記述課題 A
ミストCVD装置の説明文のうち、「図3に示されるミストCVD装」から「ための排気口64とを備える。」までを一字一句違えずに書き写してください。

図3に示されるミストCVD装置40は、キャリアガスG及び原料溶液LからミストMを発生させるミスト発生室42と、ミストMを基板56に吹き付けて熱分解及び化学反応を経て半導体膜58を形成する成膜室50とを有する。ミスト発生室42は、キャリアガスGが導入されるキャリアガス導入口44と、ミスト発生室42内に設けられる超音波振動子46と、ミスト発生室42内で発生したミストMを成膜室50に搬送するダクト48とを備えている。ミスト発生室42内には原料溶液Lが収容される。超音波振動子46は、原料溶液Lに超音波振動を与えてキャリアガスGとともにミストMを発生できるように構成される。成膜室50は、ダクト48を介して導入されるミストMを基板56に吹き付けるためのノズル52と、基板56が固定されるステージ54と、ステージ54の裏面近傍に設けられてステージ54及び基板56を加熱するためのヒータ62と、キャリアガスGを排出するための排気口64とを備える。

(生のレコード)

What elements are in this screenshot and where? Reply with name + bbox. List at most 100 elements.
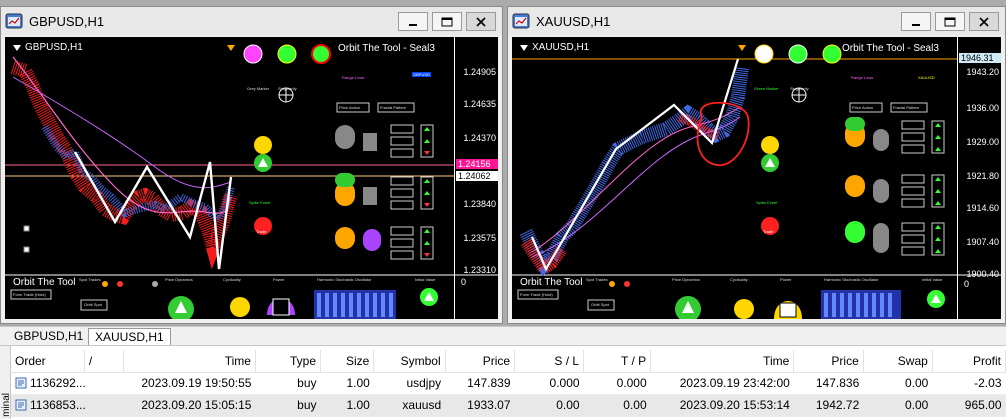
window-title: XAUUSD,H1 bbox=[536, 13, 611, 29]
col-profit[interactable]: Profit bbox=[932, 350, 1006, 373]
hud-circle-yellow bbox=[254, 136, 272, 154]
trade-label: Trade bbox=[256, 229, 267, 234]
chart-canvas[interactable]: GBPUSD,H1 Orbit The Tool - Seal3 GBPUSD … bbox=[5, 37, 498, 319]
price-dynamics-label: Price Dynamics bbox=[672, 277, 700, 282]
window-titlebar[interactable]: XAUUSD,H1 bbox=[508, 7, 1005, 35]
col-tp[interactable]: T / P bbox=[583, 350, 652, 373]
price-tick: 1.23575 bbox=[463, 233, 496, 243]
col-time[interactable]: Time bbox=[123, 350, 256, 373]
window-title: GBPUSD,H1 bbox=[29, 13, 105, 29]
swap-cell: 0.00 bbox=[863, 372, 933, 395]
ea-name-label: Orbit The Tool - Seal3 bbox=[338, 43, 435, 54]
col-size[interactable]: Size bbox=[320, 350, 375, 373]
minimize-icon bbox=[409, 23, 417, 26]
terminal-side-bar[interactable]: minal bbox=[0, 346, 12, 419]
form-trade-button[interactable]: Form Trade (Hold) bbox=[13, 292, 46, 297]
close-button[interactable] bbox=[969, 12, 999, 31]
chart-window-icon bbox=[512, 13, 530, 29]
tp-cell: 0.00 bbox=[583, 394, 651, 417]
restore-button[interactable] bbox=[432, 12, 462, 31]
price-tick: 1936.00 bbox=[966, 103, 999, 113]
range-lows-label: Range Lows bbox=[342, 75, 365, 80]
subwindow-zero: 0 bbox=[964, 279, 970, 289]
table-row[interactable]: 1136853... 2023.09.20 15:05:15 buy 1.00 … bbox=[11, 394, 1006, 417]
table-row[interactable]: 1136292... 2023.09.19 19:50:55 buy 1.00 … bbox=[11, 372, 1006, 395]
harmonic-oscillator-label: Harmonic Stochastic Oscillator bbox=[317, 277, 372, 282]
tab-gbpusd[interactable]: GBPUSD,H1 bbox=[8, 328, 89, 345]
price-tick: 1914.60 bbox=[966, 203, 999, 213]
chart-symbol-label: XAUUSD,H1 bbox=[520, 42, 589, 53]
price-tick: 1943.20 bbox=[966, 67, 999, 77]
close-button[interactable] bbox=[466, 12, 496, 31]
gold-marker bbox=[227, 45, 235, 51]
order-cell: 1136292... bbox=[11, 372, 124, 395]
candle-series bbox=[519, 66, 749, 278]
price-axis[interactable]: 1946.31 1943.20 1936.00 1929.00 1921.80 … bbox=[957, 37, 1001, 319]
chart-window-xauusd[interactable]: XAUUSD,H1 XAUUSD,H1 Orbit The Tool - Sea… bbox=[507, 6, 1006, 324]
price-tick: 1.23840 bbox=[463, 199, 496, 209]
sl-cell: 0.000 bbox=[514, 372, 584, 395]
ea-name-label: Orbit The Tool - Seal3 bbox=[842, 43, 939, 54]
trade-label: Trade bbox=[763, 229, 774, 234]
col-swap[interactable]: Swap bbox=[863, 350, 933, 373]
bid-price-tag: 1.24156 bbox=[456, 159, 498, 169]
col-type[interactable]: Type bbox=[255, 350, 322, 373]
harmonic-oscillator-label: Harmonic Stochastic Oscillator bbox=[824, 277, 879, 282]
gold-marker bbox=[738, 45, 746, 51]
col-sort-indicator[interactable]: / bbox=[84, 350, 125, 373]
profit-cell: -2.03 bbox=[932, 372, 1006, 395]
tab-xauusd[interactable]: XAUUSD,H1 bbox=[88, 328, 171, 345]
spike-event-label: Spike Event bbox=[756, 200, 778, 205]
col-order[interactable]: Order bbox=[11, 350, 85, 373]
price-dynamics-label: Price Dynamics bbox=[165, 277, 193, 282]
cyclicality-label: Cyclicality bbox=[730, 277, 748, 282]
price-action-label: Price Action bbox=[852, 105, 874, 110]
range-lows-label: Range Lows bbox=[851, 75, 874, 80]
terminal-app: GBPUSD,H1 GBPUSD,H1 Orbit The Tool - Sea… bbox=[0, 0, 1006, 419]
power-label: Power bbox=[780, 277, 792, 282]
gray-marker-label: Grey Marker bbox=[247, 86, 270, 91]
price-tick: 1.24635 bbox=[463, 99, 496, 109]
singularity-label: Singularity bbox=[278, 86, 297, 91]
minimize-button[interactable] bbox=[901, 12, 931, 31]
dropdown-triangle-icon bbox=[520, 44, 528, 51]
restore-button[interactable] bbox=[935, 12, 965, 31]
green-marker-label: Green Marker bbox=[754, 86, 779, 91]
singularity-label: Singularity bbox=[790, 86, 809, 91]
hud-symbol-badge: GBPUSD bbox=[412, 72, 431, 77]
sl-cell: 0.00 bbox=[514, 394, 584, 417]
terminal-panel: minal Order / Time Type Size Symbol Pric… bbox=[0, 345, 1006, 419]
close-time-cell: 2023.09.19 23:42:00 bbox=[650, 372, 794, 395]
orbit-spot-button[interactable]: Orbit Spot bbox=[591, 302, 609, 307]
spot-trades-label: Spot Trades bbox=[586, 277, 608, 282]
close-icon bbox=[979, 16, 989, 27]
col-sl[interactable]: S / L bbox=[514, 350, 585, 373]
price-axis[interactable]: 1.24905 1.24635 1.24370 1.24156 1.24062 … bbox=[454, 37, 498, 319]
window-titlebar[interactable]: GBPUSD,H1 bbox=[1, 7, 502, 35]
chart-canvas[interactable]: XAUUSD,H1 Orbit The Tool - Seal3 XAUUSD … bbox=[512, 37, 1001, 319]
chart-window-gbpusd[interactable]: GBPUSD,H1 GBPUSD,H1 Orbit The Tool - Sea… bbox=[0, 6, 503, 324]
hud-symbol-badge: XAUUSD bbox=[918, 75, 935, 80]
orbit-spot-button[interactable]: Orbit Spot bbox=[84, 302, 102, 307]
order-cell: 1136853... bbox=[11, 394, 124, 417]
candle-series bbox=[10, 60, 238, 270]
subwindow-label: Orbit The Tool bbox=[13, 277, 76, 288]
type-cell: buy bbox=[255, 394, 321, 417]
form-trade-button[interactable]: Form Trade (Hold) bbox=[520, 292, 553, 297]
price-action-label: Price Action bbox=[339, 105, 361, 110]
cyclicality-label: Cyclicality bbox=[223, 277, 241, 282]
minimize-button[interactable] bbox=[398, 12, 428, 31]
close-price-cell: 147.836 bbox=[793, 372, 864, 395]
col-symbol[interactable]: Symbol bbox=[373, 350, 446, 373]
tp-cell: 0.000 bbox=[583, 372, 651, 395]
profit-cell: 965.00 bbox=[932, 394, 1006, 417]
subwindow-zero: 0 bbox=[461, 277, 467, 287]
col-close-time[interactable]: Time bbox=[650, 350, 795, 373]
col-price[interactable]: Price bbox=[445, 350, 516, 373]
hud-circle-green bbox=[277, 44, 297, 64]
chart-window-icon bbox=[5, 13, 23, 29]
close-time-cell: 2023.09.20 15:53:14 bbox=[650, 394, 794, 417]
order-ticket-icon bbox=[15, 399, 27, 411]
col-close-price[interactable]: Price bbox=[793, 350, 864, 373]
fractal-pattern-label: Fractal Pattern bbox=[380, 105, 407, 110]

記述課題 B
レコードの「window-title: XAUUSD,H1 bbox=[536, 13, 611, 29]」を含む行から「ea-name-label: Orbit The Tool - Seal3 bbox=[338, 43, 435, 54]」を含む行までについて、「interactable」を「clickable」に置き換え、ほかは一切変えずに更新してください。出力はこの範囲の行だけにしてください。

出力全文 A
図3に示されるミストCVD装置40は、キャリアガスG及び原料溶液LからミストMを発生させるミスト発生室42と、ミストMを基板56に吹き付けて熱分解及び化学反応を経て半導体膜58を形成する成膜室50とを有する。ミスト発生室42は、キャリアガスGが導入されるキャリアガス導入口44と、ミスト発生室42内に設けられる超音波振動子46と、ミスト発生室42内で発生したミストMを成膜室50に搬送するダクト48とを備えている。ミスト発生室42内には原料溶液Lが収容される。超音波振動子46は、原料溶液Lに超音波振動を与えてキャリアガスGとともにミストMを発生できるように構成される。成膜室50は、ダクト48を介して導入されるミストMを基板56に吹き付けるためのノズル52と、基板56が固定されるステージ54と、ステージ54の裏面近傍に設けられてステージ54及び基板56を加熱するためのヒータ62と、キャリアガスGを排出するための排気口64とを備える。

出力全文 B
window-title: XAUUSD,H1 bbox=[536, 13, 611, 29]
col-profit[clickable]: Profit bbox=[932, 350, 1006, 373]
hud-circle-yellow bbox=[254, 136, 272, 154]
trade-label: Trade bbox=[256, 229, 267, 234]
chart-canvas[clickable]: GBPUSD,H1 Orbit The Tool - Seal3 GBPUSD … bbox=[5, 37, 498, 319]
price-dynamics-label: Price Dynamics bbox=[672, 277, 700, 282]
window-titlebar[clickable]: XAUUSD,H1 bbox=[508, 7, 1005, 35]
col-tp[clickable]: T / P bbox=[583, 350, 652, 373]
price-tick: 1.23575 bbox=[463, 233, 496, 243]
col-time[clickable]: Time bbox=[123, 350, 256, 373]
window-title: GBPUSD,H1 bbox=[29, 13, 105, 29]
swap-cell: 0.00 bbox=[863, 372, 933, 395]
ea-name-label: Orbit The Tool - Seal3 bbox=[338, 43, 435, 54]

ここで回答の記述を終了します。